*** Material for this task ***
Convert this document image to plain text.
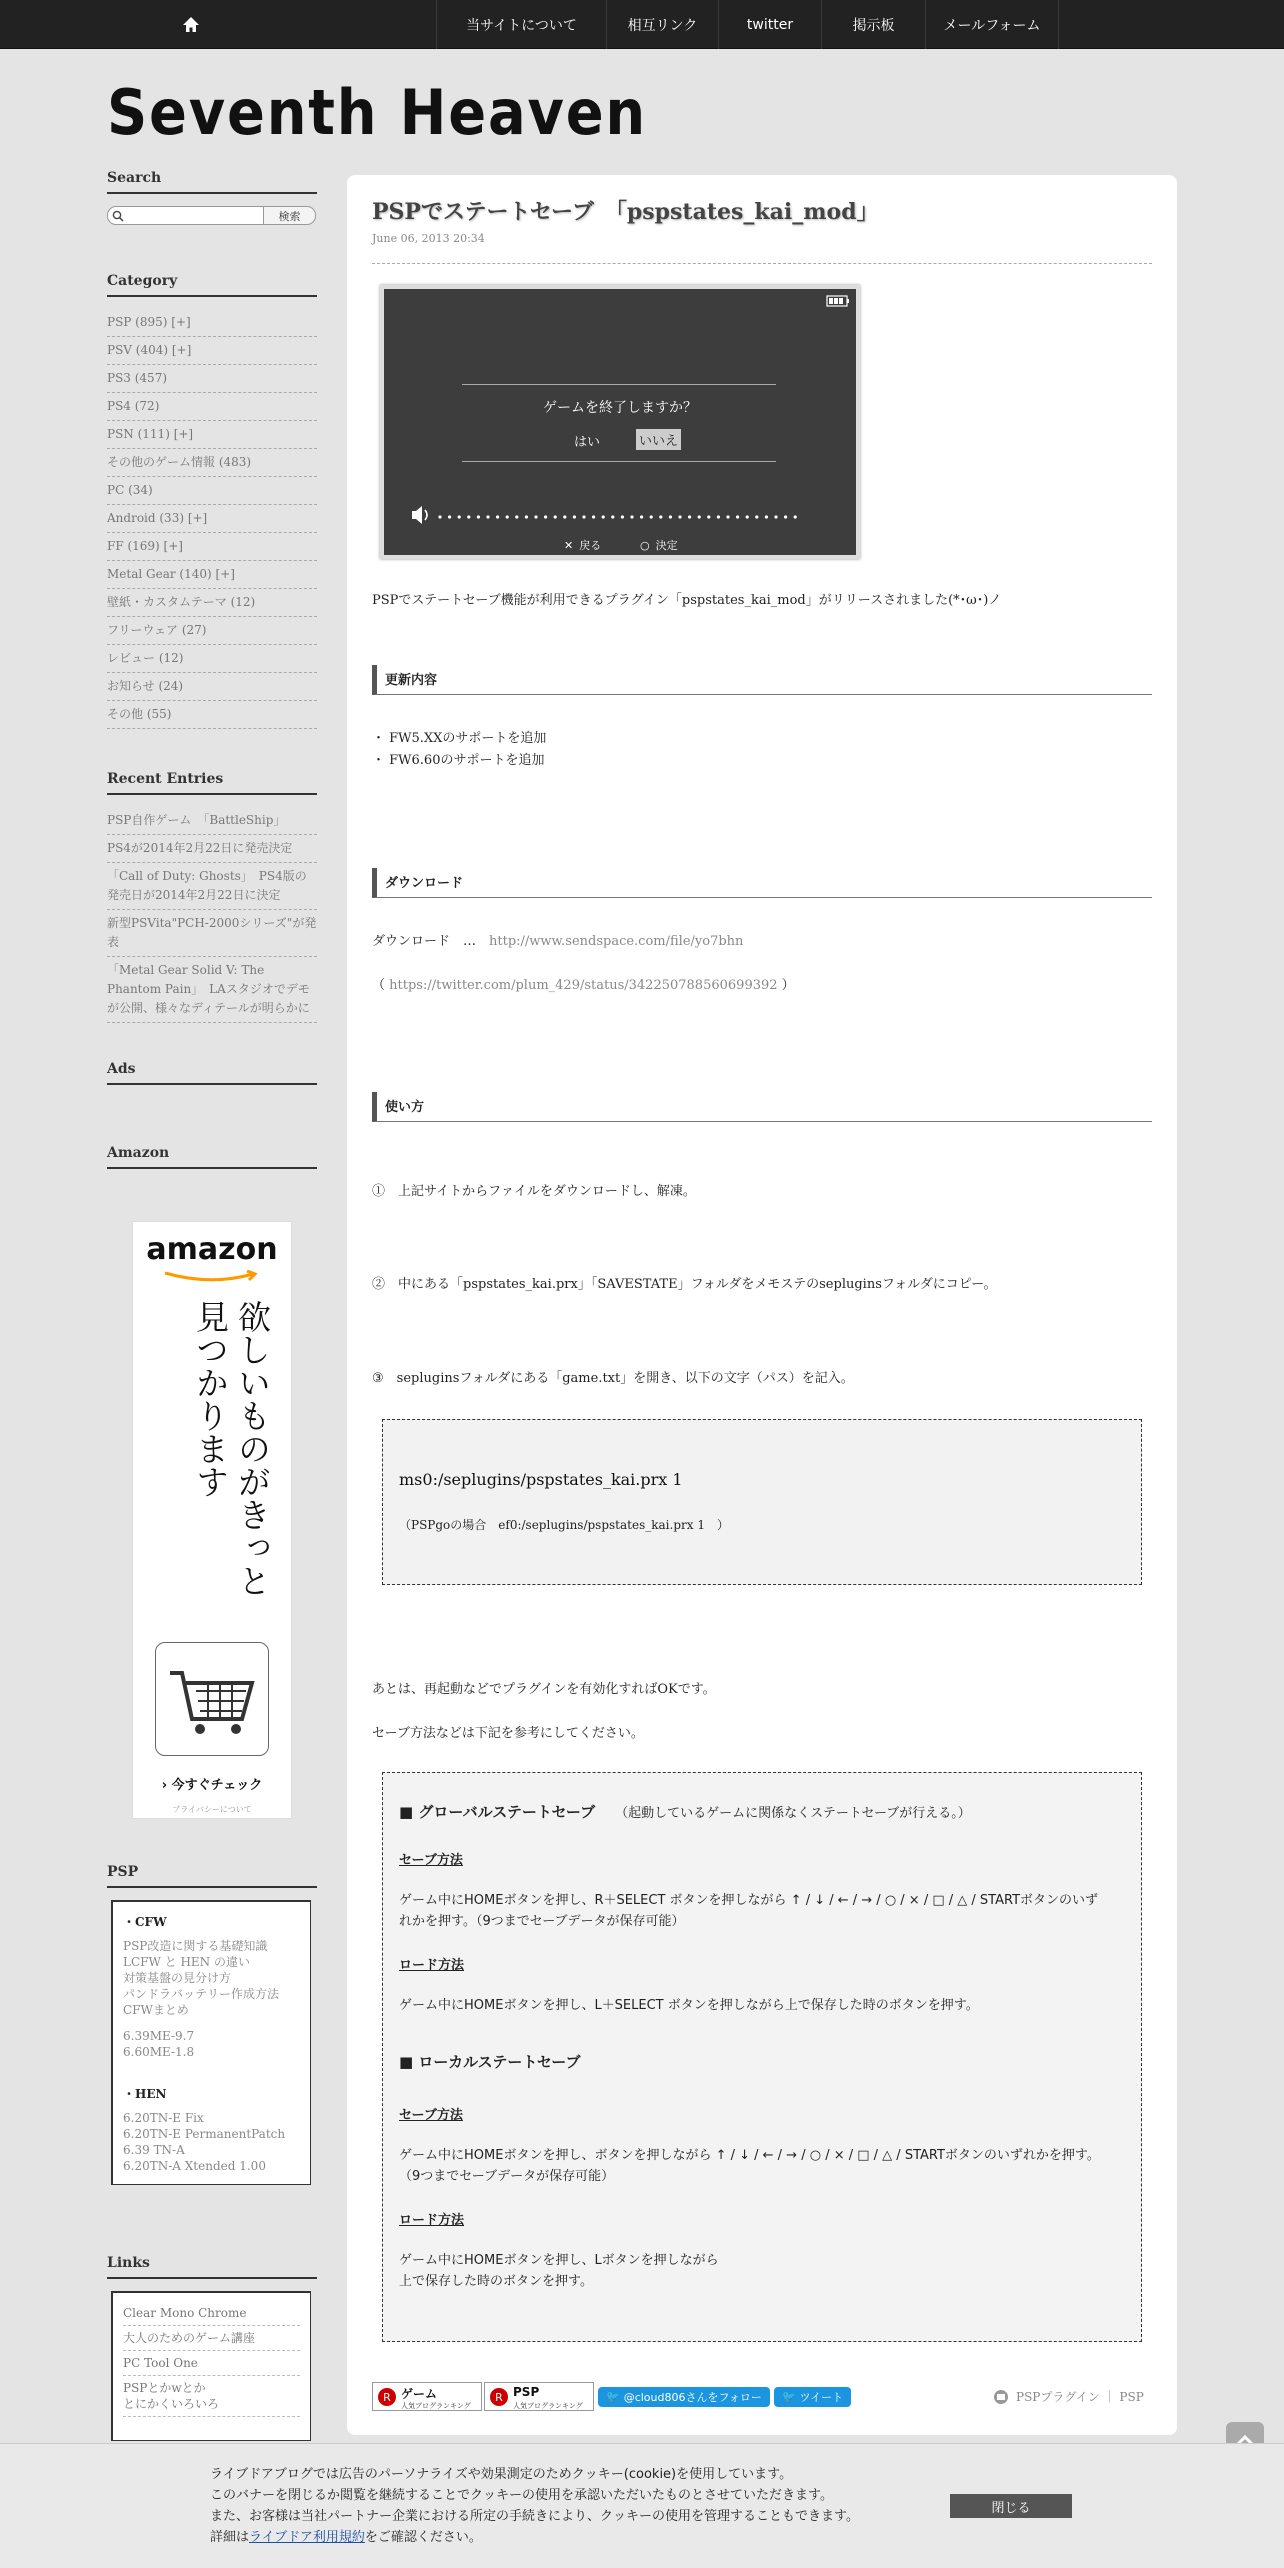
当サイトについて	相互リンク	twitter	掲示板	メールフォーム
Seventh Heaven
Search
検索
Category
PSP (895) [+]
PSV (404) [+]
PS3 (457)
PS4 (72)
PSN (111) [+]
その他のゲーム情報 (483)
PC (34)
Android (33) [+]
FF (169) [+]
Metal Gear (140) [+]
壁紙・カスタムテーマ (12)
フリーウェア (27)
レビュー (12)
お知らせ (24)
その他 (55)
Recent Entries
PSP自作ゲーム　「BattleShip」
PS4が2014年2月22日に発売決定
「Call of Duty: Ghosts」　PS4版の発売日が2014年2月22日に決定
新型PSVita"PCH-2000シリーズ"が発表
「Metal Gear Solid V: The Phantom Pain」　LAスタジオでデモが公開、様々なディテールが明らかに
Ads
Amazon
amazon
欲しいものがきっと見つかります
› 今すぐチェック
プライバシーについて
PSP
・CFW
PSP改造に関する基礎知識
LCFW と HEN の違い
対策基盤の見分け方
パンドラバッテリー作成方法
CFWまとめ
6.39ME-9.7
6.60ME-1.8
・HEN
6.20TN-E Fix
6.20TN-E PermanentPatch
6.39 TN-A
6.20TN-A Xtended 1.00
Links
Clear Mono Chrome
大人のためのゲーム講座
PC Tool One
PSPとかwとか
とにかくいろいろ
PSPでステートセーブ　「pspstates_kai_mod」
June 06, 2013 20:34
ゲームを終了しますか？
はい	いいえ
✕ 戻る	○ 決定
PSPでステートセーブ機能が利用できるプラグイン「pspstates_kai_mod」がリリースされました(*･ω･)ノ
更新内容
・ FW5.XXのサポートを追加
・ FW6.60のサポートを追加
ダウンロード
ダウンロード　…　http://www.sendspace.com/file/yo7bhn
（ https://twitter.com/plum_429/status/342250788560699392 ）
使い方
①　上記サイトからファイルをダウンロードし、解凍。
②　中にある「pspstates_kai.prx」「SAVESTATE」フォルダをメモステのsepluginsフォルダにコピー。
③　sepluginsフォルダにある「game.txt」を開き、以下の文字（パス）を記入。
ms0:/seplugins/pspstates_kai.prx 1
（PSPgoの場合　ef0:/seplugins/pspstates_kai.prx 1　）
あとは、再起動などでプラグインを有効化すればOKです。
セーブ方法などは下記を参考にしてください。
■ グローバルステートセーブ （起動しているゲームに関係なくステートセーブが行える。）
セーブ方法
ゲーム中にHOMEボタンを押し、R＋SELECT ボタンを押しながら ↑ / ↓ / ← / → / ○ / × / □ / △ / STARTボタンのいず
れかを押す。（9つまでセーブデータが保存可能）
ロード方法
ゲーム中にHOMEボタンを押し、L＋SELECT ボタンを押しながら上で保存した時のボタンを押す。
■ ローカルステートセーブ
セーブ方法
ゲーム中にHOMEボタンを押し、ボタンを押しながら ↑ / ↓ / ← / → / ○ / × / □ / △ / STARTボタンのいずれかを押す。
（9つまでセーブデータが保存可能）
ロード方法
ゲーム中にHOMEボタンを押し、Lボタンを押しながら
上で保存した時のボタンを押す。
R ゲーム
人気ブログランキング
R PSP
人気ブログランキング
🐦 @cloud806さんをフォロー 🐦 ツイート	PSPプラグイン ｜ PSP
ライブドアブログでは広告のパーソナライズや効果測定のためクッキー(cookie)を使用しています。
このバナーを閉じるか閲覧を継続することでクッキーの使用を承認いただいたものとさせていただきます。
また、お客様は当社パートナー企業における所定の手続きにより、クッキーの使用を管理することもできます。
詳細はライブドア利用規約をご確認ください。
閉じる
***
▶ [What you need to do]
The records above must be echoed exactly, minus their pictures.

▶ [Task answer]
Convert this document image to plain text.
当サイトについて	相互リンク	twitter	掲示板	メールフォーム
Seventh Heaven
Search
検索
Category
PSP (895) [+]
PSV (404) [+]
PS3 (457)
PS4 (72)
PSN (111) [+]
その他のゲーム情報 (483)
PC (34)
Android (33) [+]
FF (169) [+]
Metal Gear (140) [+]
壁紙・カスタムテーマ (12)
フリーウェア (27)
レビュー (12)
お知らせ (24)
その他 (55)
Recent Entries
PSP自作ゲーム　「BattleShip」
PS4が2014年2月22日に発売決定
「Call of Duty: Ghosts」　PS4版の発売日が2014年2月22日に決定
新型PSVita"PCH-2000シリーズ"が発表
「Metal Gear Solid V: The Phantom Pain」　LAスタジオでデモが公開、様々なディテールが明らかに
Ads
Amazon
amazon
欲しいものがきっと見つかります
› 今すぐチェック
プライバシーについて
PSP
・CFW
PSP改造に関する基礎知識
LCFW と HEN の違い
対策基盤の見分け方
パンドラバッテリー作成方法
CFWまとめ
6.39ME-9.7
6.60ME-1.8
・HEN
6.20TN-E Fix
6.20TN-E PermanentPatch
6.39 TN-A
6.20TN-A Xtended 1.00
Links
Clear Mono Chrome
大人のためのゲーム講座
PC Tool One
PSPとかwとか
とにかくいろいろ
PSPでステートセーブ　「pspstates_kai_mod」
June 06, 2013 20:34
ゲームを終了しますか？
はい	いいえ
✕ 戻る	○ 決定
PSPでステートセーブ機能が利用できるプラグイン「pspstates_kai_mod」がリリースされました(*･ω･)ノ
更新内容
・ FW5.XXのサポートを追加
・ FW6.60のサポートを追加
ダウンロード
ダウンロード　…　http://www.sendspace.com/file/yo7bhn
（ https://twitter.com/plum_429/status/342250788560699392 ）
使い方
①　上記サイトからファイルをダウンロードし、解凍。
②　中にある「pspstates_kai.prx」「SAVESTATE」フォルダをメモステのsepluginsフォルダにコピー。
③　sepluginsフォルダにある「game.txt」を開き、以下の文字（パス）を記入。
ms0:/seplugins/pspstates_kai.prx 1
（PSPgoの場合　ef0:/seplugins/pspstates_kai.prx 1　）
あとは、再起動などでプラグインを有効化すればOKです。
セーブ方法などは下記を参考にしてください。
■ グローバルステートセーブ （起動しているゲームに関係なくステートセーブが行える。）
セーブ方法
ゲーム中にHOMEボタンを押し、R＋SELECT ボタンを押しながら ↑ / ↓ / ← / → / ○ / × / □ / △ / STARTボタンのいず
れかを押す。（9つまでセーブデータが保存可能）
ロード方法
ゲーム中にHOMEボタンを押し、L＋SELECT ボタンを押しながら上で保存した時のボタンを押す。
■ ローカルステートセーブ
セーブ方法
ゲーム中にHOMEボタンを押し、ボタンを押しながら ↑ / ↓ / ← / → / ○ / × / □ / △ / STARTボタンのいずれかを押す。
（9つまでセーブデータが保存可能）
ロード方法
ゲーム中にHOMEボタンを押し、Lボタンを押しながら
上で保存した時のボタンを押す。
R ゲーム
人気ブログランキング
R PSP
人気ブログランキング
🐦 @cloud806さんをフォロー 🐦 ツイート	PSPプラグイン ｜ PSP
ライブドアブログでは広告のパーソナライズや効果測定のためクッキー(cookie)を使用しています。
このバナーを閉じるか閲覧を継続することでクッキーの使用を承認いただいたものとさせていただきます。
また、お客様は当社パートナー企業における所定の手続きにより、クッキーの使用を管理することもできます。
詳細はライブドア利用規約をご確認ください。
閉じる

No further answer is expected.